* Problem statement:
Gather all lines with "Median" from the records.

Dataset listings of figures:

* * * * *

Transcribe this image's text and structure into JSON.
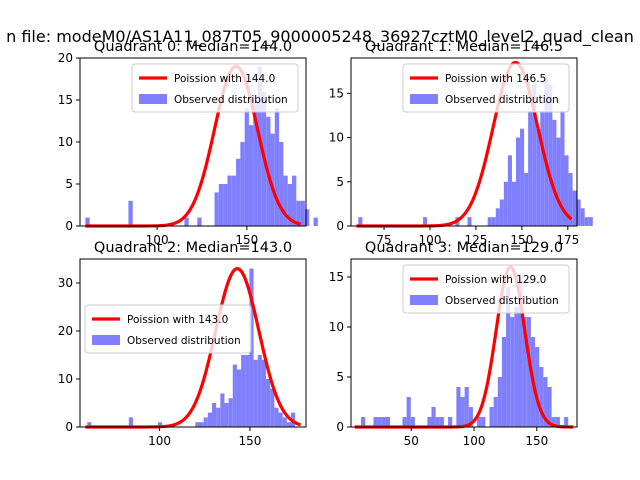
{
  "figure_title": "n file: modeM0/AS1A11_087T05_9000005248_36927cztM0_level2_quad_clean",
  "colors": {
    "hist": "#8080ff",
    "fit": "#ff0000",
    "axis": "#000000"
  },
  "chart_data": [
    {
      "type": "bar",
      "title": "Quadrant 0: Median=144.0",
      "xlim": [
        57,
        183
      ],
      "ylim": [
        0,
        20
      ],
      "xticks": [
        100,
        150
      ],
      "yticks": [
        0,
        5,
        10,
        15,
        20
      ],
      "legend": {
        "location": "upper right",
        "fit_label": "Poission with 144.0",
        "hist_label": "Observed distribution"
      },
      "hist_start": 60,
      "bin_width": 2.4,
      "counts": [
        1,
        0,
        0,
        0,
        0,
        0,
        0,
        0,
        0,
        0,
        3,
        0,
        0,
        0,
        0,
        0,
        0,
        0,
        0,
        0,
        0,
        0,
        0,
        1,
        0,
        0,
        1,
        0,
        0,
        0,
        4,
        5,
        5,
        6,
        6,
        8,
        10,
        14,
        12,
        15,
        19,
        16,
        13,
        11,
        14,
        10,
        6,
        5,
        6,
        3,
        3,
        2,
        0,
        1
      ],
      "fit_mean": 144.0,
      "fit_peak": 19
    },
    {
      "type": "bar",
      "title": "Quadrant 1: Median=146.5",
      "xlim": [
        57,
        180
      ],
      "ylim": [
        0,
        19
      ],
      "xticks": [
        75,
        100,
        125,
        150,
        175
      ],
      "yticks": [
        0,
        5,
        10,
        15
      ],
      "legend": {
        "location": "upper right",
        "fit_label": "Poission with 146.5",
        "hist_label": "Observed distribution"
      },
      "hist_start": 61,
      "bin_width": 2.2,
      "counts": [
        1,
        0,
        0,
        0,
        0,
        0,
        0,
        0,
        0,
        0,
        0,
        0,
        0,
        0,
        0,
        0,
        1,
        0,
        0,
        0,
        0,
        0,
        0,
        0,
        1,
        0,
        0,
        1,
        0,
        0,
        0,
        0,
        1,
        1,
        2,
        3,
        5,
        8,
        5,
        10,
        11,
        6,
        13,
        16,
        11,
        13,
        17,
        16,
        12,
        10,
        13,
        8,
        6,
        4,
        3,
        2,
        1,
        1
      ],
      "fit_mean": 146.5,
      "fit_peak": 18.5
    },
    {
      "type": "bar",
      "title": "Quadrant 2: Median=143.0",
      "xlim": [
        56,
        181
      ],
      "ylim": [
        0,
        35
      ],
      "xticks": [
        100,
        150
      ],
      "yticks": [
        0,
        10,
        20,
        30
      ],
      "legend": {
        "location": "center left",
        "fit_label": "Poission with 143.0",
        "hist_label": "Observed distribution"
      },
      "hist_start": 60,
      "bin_width": 2.3,
      "counts": [
        1,
        0,
        0,
        0,
        0,
        0,
        0,
        0,
        0,
        0,
        2,
        0,
        0,
        0,
        0,
        0,
        0,
        1,
        0,
        0,
        0,
        0,
        0,
        0,
        0,
        0,
        1,
        1,
        2,
        3,
        5,
        4,
        7,
        5,
        6,
        13,
        12,
        15,
        15,
        33,
        14,
        15,
        14,
        10,
        8,
        4,
        3,
        2,
        1,
        3
      ],
      "fit_mean": 143.0,
      "fit_peak": 33
    },
    {
      "type": "bar",
      "title": "Quadrant 3: Median=129.0",
      "xlim": [
        2,
        182
      ],
      "ylim": [
        0,
        16.8
      ],
      "xticks": [
        50,
        100,
        150
      ],
      "yticks": [
        0,
        5,
        10,
        15
      ],
      "legend": {
        "location": "upper right",
        "fit_label": "Poission with 129.0",
        "hist_label": "Observed distribution"
      },
      "hist_start": 10,
      "bin_width": 3.3,
      "counts": [
        1,
        0,
        0,
        1,
        1,
        1,
        1,
        0,
        0,
        0,
        1,
        3,
        1,
        0,
        0,
        0,
        1,
        2,
        1,
        1,
        0,
        1,
        0,
        4,
        3,
        4,
        2,
        0,
        1,
        1,
        0,
        2,
        3,
        5,
        9,
        14,
        11,
        12,
        15,
        11,
        11,
        9,
        8,
        6,
        5,
        4,
        1,
        1,
        0,
        1
      ],
      "fit_mean": 129.0,
      "fit_peak": 16
    }
  ]
}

* * * * *

* Solution for this exercise:
      "title": "Quadrant 0: Median=144.0",
      "title": "Quadrant 1: Median=146.5",
      "title": "Quadrant 2: Median=143.0",
      "title": "Quadrant 3: Median=129.0",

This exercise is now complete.